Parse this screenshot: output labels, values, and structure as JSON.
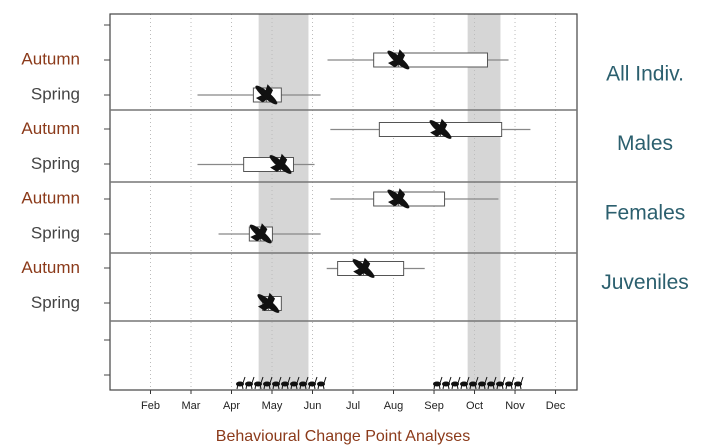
{
  "chart_data": {
    "type": "boxplot",
    "xlabel": "Behavioural Change Point Analyses",
    "xlim": [
      1,
      12.53
    ],
    "xticks": [
      {
        "value": 2,
        "label": "Feb"
      },
      {
        "value": 3,
        "label": "Mar"
      },
      {
        "value": 4,
        "label": "Apr"
      },
      {
        "value": 5,
        "label": "May"
      },
      {
        "value": 6,
        "label": "Jun"
      },
      {
        "value": 7,
        "label": "Jul"
      },
      {
        "value": 8,
        "label": "Aug"
      },
      {
        "value": 9,
        "label": "Sep"
      },
      {
        "value": 10,
        "label": "Oct"
      },
      {
        "value": 11,
        "label": "Nov"
      },
      {
        "value": 12,
        "label": "Dec"
      }
    ],
    "grid": true,
    "shaded_ranges": [
      [
        4.67,
        5.9
      ],
      [
        9.83,
        10.64
      ]
    ],
    "groups": [
      {
        "name": "All Indiv.",
        "rows": [
          {
            "label": "Autumn",
            "label_color": "#8b3a1a",
            "min": 6.37,
            "q1": 7.51,
            "median": 8.12,
            "q3": 10.32,
            "max": 10.84
          },
          {
            "label": "Spring",
            "label_color": "#444444",
            "min": 3.16,
            "q1": 4.54,
            "median": 4.86,
            "q3": 5.23,
            "max": 6.2
          }
        ]
      },
      {
        "name": "Males",
        "rows": [
          {
            "label": "Autumn",
            "label_color": "#8b3a1a",
            "min": 6.44,
            "q1": 7.65,
            "median": 9.16,
            "q3": 10.67,
            "max": 11.38
          },
          {
            "label": "Spring",
            "label_color": "#444444",
            "min": 3.16,
            "q1": 4.3,
            "median": 5.21,
            "q3": 5.53,
            "max": 6.05
          }
        ]
      },
      {
        "name": "Females",
        "rows": [
          {
            "label": "Autumn",
            "label_color": "#8b3a1a",
            "min": 6.44,
            "q1": 7.51,
            "median": 8.12,
            "q3": 9.26,
            "max": 10.59
          },
          {
            "label": "Spring",
            "label_color": "#444444",
            "min": 3.68,
            "q1": 4.44,
            "median": 4.72,
            "q3": 5.01,
            "max": 6.2
          }
        ]
      },
      {
        "name": "Juveniles",
        "rows": [
          {
            "label": "Autumn",
            "label_color": "#8b3a1a",
            "min": 6.35,
            "q1": 6.62,
            "median": 7.26,
            "q3": 8.25,
            "max": 8.77
          },
          {
            "label": "Spring",
            "label_color": "#444444",
            "q1": 4.77,
            "median": 4.91,
            "q3": 5.23
          }
        ]
      }
    ]
  }
}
★ ★ ★
▶ **Directions**:
Will you set down the records word for word while leaving out every picture?

▶ **Exercise answer**:
Parse this screenshot: output labels, values, and structure as JSON.
{
  "chart_data": {
    "type": "boxplot",
    "xlabel": "Behavioural Change Point Analyses",
    "xlim": [
      1,
      12.53
    ],
    "xticks": [
      {
        "value": 2,
        "label": "Feb"
      },
      {
        "value": 3,
        "label": "Mar"
      },
      {
        "value": 4,
        "label": "Apr"
      },
      {
        "value": 5,
        "label": "May"
      },
      {
        "value": 6,
        "label": "Jun"
      },
      {
        "value": 7,
        "label": "Jul"
      },
      {
        "value": 8,
        "label": "Aug"
      },
      {
        "value": 9,
        "label": "Sep"
      },
      {
        "value": 10,
        "label": "Oct"
      },
      {
        "value": 11,
        "label": "Nov"
      },
      {
        "value": 12,
        "label": "Dec"
      }
    ],
    "grid": true,
    "shaded_ranges": [
      [
        4.67,
        5.9
      ],
      [
        9.83,
        10.64
      ]
    ],
    "groups": [
      {
        "name": "All Indiv.",
        "rows": [
          {
            "label": "Autumn",
            "label_color": "#8b3a1a",
            "min": 6.37,
            "q1": 7.51,
            "median": 8.12,
            "q3": 10.32,
            "max": 10.84
          },
          {
            "label": "Spring",
            "label_color": "#444444",
            "min": 3.16,
            "q1": 4.54,
            "median": 4.86,
            "q3": 5.23,
            "max": 6.2
          }
        ]
      },
      {
        "name": "Males",
        "rows": [
          {
            "label": "Autumn",
            "label_color": "#8b3a1a",
            "min": 6.44,
            "q1": 7.65,
            "median": 9.16,
            "q3": 10.67,
            "max": 11.38
          },
          {
            "label": "Spring",
            "label_color": "#444444",
            "min": 3.16,
            "q1": 4.3,
            "median": 5.21,
            "q3": 5.53,
            "max": 6.05
          }
        ]
      },
      {
        "name": "Females",
        "rows": [
          {
            "label": "Autumn",
            "label_color": "#8b3a1a",
            "min": 6.44,
            "q1": 7.51,
            "median": 8.12,
            "q3": 9.26,
            "max": 10.59
          },
          {
            "label": "Spring",
            "label_color": "#444444",
            "min": 3.68,
            "q1": 4.44,
            "median": 4.72,
            "q3": 5.01,
            "max": 6.2
          }
        ]
      },
      {
        "name": "Juveniles",
        "rows": [
          {
            "label": "Autumn",
            "label_color": "#8b3a1a",
            "min": 6.35,
            "q1": 6.62,
            "median": 7.26,
            "q3": 8.25,
            "max": 8.77
          },
          {
            "label": "Spring",
            "label_color": "#444444",
            "q1": 4.77,
            "median": 4.91,
            "q3": 5.23
          }
        ]
      }
    ]
  }
}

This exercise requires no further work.